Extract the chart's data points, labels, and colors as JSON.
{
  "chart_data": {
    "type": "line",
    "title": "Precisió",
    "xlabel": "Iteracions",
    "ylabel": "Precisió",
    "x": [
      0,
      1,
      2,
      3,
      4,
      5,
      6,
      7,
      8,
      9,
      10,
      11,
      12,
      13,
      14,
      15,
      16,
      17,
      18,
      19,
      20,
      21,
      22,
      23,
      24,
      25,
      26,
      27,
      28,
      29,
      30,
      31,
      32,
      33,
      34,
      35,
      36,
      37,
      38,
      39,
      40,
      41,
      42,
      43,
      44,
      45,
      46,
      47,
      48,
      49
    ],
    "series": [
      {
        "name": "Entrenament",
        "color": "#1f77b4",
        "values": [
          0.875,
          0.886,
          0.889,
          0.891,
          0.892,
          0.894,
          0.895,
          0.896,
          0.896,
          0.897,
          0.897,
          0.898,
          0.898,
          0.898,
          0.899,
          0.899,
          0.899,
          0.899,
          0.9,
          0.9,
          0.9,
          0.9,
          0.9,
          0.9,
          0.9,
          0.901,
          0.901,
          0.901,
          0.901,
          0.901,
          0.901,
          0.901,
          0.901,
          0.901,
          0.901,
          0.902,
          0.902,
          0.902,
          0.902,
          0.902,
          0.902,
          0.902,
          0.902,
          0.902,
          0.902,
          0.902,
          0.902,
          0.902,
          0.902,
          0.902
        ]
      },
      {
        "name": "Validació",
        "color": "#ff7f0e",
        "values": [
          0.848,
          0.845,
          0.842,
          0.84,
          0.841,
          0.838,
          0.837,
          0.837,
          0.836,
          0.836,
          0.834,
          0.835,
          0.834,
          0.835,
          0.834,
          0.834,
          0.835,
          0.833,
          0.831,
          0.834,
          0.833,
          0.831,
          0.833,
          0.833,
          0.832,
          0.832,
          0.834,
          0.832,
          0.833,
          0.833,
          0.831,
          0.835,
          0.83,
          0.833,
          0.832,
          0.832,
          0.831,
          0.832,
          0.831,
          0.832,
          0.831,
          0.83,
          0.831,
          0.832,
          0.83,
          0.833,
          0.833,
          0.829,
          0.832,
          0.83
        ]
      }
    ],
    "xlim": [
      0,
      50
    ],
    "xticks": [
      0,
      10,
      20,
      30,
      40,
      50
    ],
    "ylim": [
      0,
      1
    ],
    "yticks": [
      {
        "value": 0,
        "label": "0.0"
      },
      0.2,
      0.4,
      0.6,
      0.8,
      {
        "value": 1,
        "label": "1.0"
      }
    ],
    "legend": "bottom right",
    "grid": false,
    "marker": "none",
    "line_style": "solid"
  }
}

Problem to work on =>
All of the entries should be written out again exactly.

Correct answer =>
Extract the chart's data points, labels, and colors as JSON.
{
  "chart_data": {
    "type": "line",
    "title": "Precisió",
    "xlabel": "Iteracions",
    "ylabel": "Precisió",
    "x": [
      0,
      1,
      2,
      3,
      4,
      5,
      6,
      7,
      8,
      9,
      10,
      11,
      12,
      13,
      14,
      15,
      16,
      17,
      18,
      19,
      20,
      21,
      22,
      23,
      24,
      25,
      26,
      27,
      28,
      29,
      30,
      31,
      32,
      33,
      34,
      35,
      36,
      37,
      38,
      39,
      40,
      41,
      42,
      43,
      44,
      45,
      46,
      47,
      48,
      49
    ],
    "series": [
      {
        "name": "Entrenament",
        "color": "#1f77b4",
        "values": [
          0.875,
          0.886,
          0.889,
          0.891,
          0.892,
          0.894,
          0.895,
          0.896,
          0.896,
          0.897,
          0.897,
          0.898,
          0.898,
          0.898,
          0.899,
          0.899,
          0.899,
          0.899,
          0.9,
          0.9,
          0.9,
          0.9,
          0.9,
          0.9,
          0.9,
          0.901,
          0.901,
          0.901,
          0.901,
          0.901,
          0.901,
          0.901,
          0.901,
          0.901,
          0.901,
          0.902,
          0.902,
          0.902,
          0.902,
          0.902,
          0.902,
          0.902,
          0.902,
          0.902,
          0.902,
          0.902,
          0.902,
          0.902,
          0.902,
          0.902
        ]
      },
      {
        "name": "Validació",
        "color": "#ff7f0e",
        "values": [
          0.848,
          0.845,
          0.842,
          0.84,
          0.841,
          0.838,
          0.837,
          0.837,
          0.836,
          0.836,
          0.834,
          0.835,
          0.834,
          0.835,
          0.834,
          0.834,
          0.835,
          0.833,
          0.831,
          0.834,
          0.833,
          0.831,
          0.833,
          0.833,
          0.832,
          0.832,
          0.834,
          0.832,
          0.833,
          0.833,
          0.831,
          0.835,
          0.83,
          0.833,
          0.832,
          0.832,
          0.831,
          0.832,
          0.831,
          0.832,
          0.831,
          0.83,
          0.831,
          0.832,
          0.83,
          0.833,
          0.833,
          0.829,
          0.832,
          0.83
        ]
      }
    ],
    "xlim": [
      0,
      50
    ],
    "xticks": [
      0,
      10,
      20,
      30,
      40,
      50
    ],
    "ylim": [
      0,
      1
    ],
    "yticks": [
      {
        "value": 0,
        "label": "0.0"
      },
      0.2,
      0.4,
      0.6,
      0.8,
      {
        "value": 1,
        "label": "1.0"
      }
    ],
    "legend": "bottom right",
    "grid": false,
    "marker": "none",
    "line_style": "solid"
  }
}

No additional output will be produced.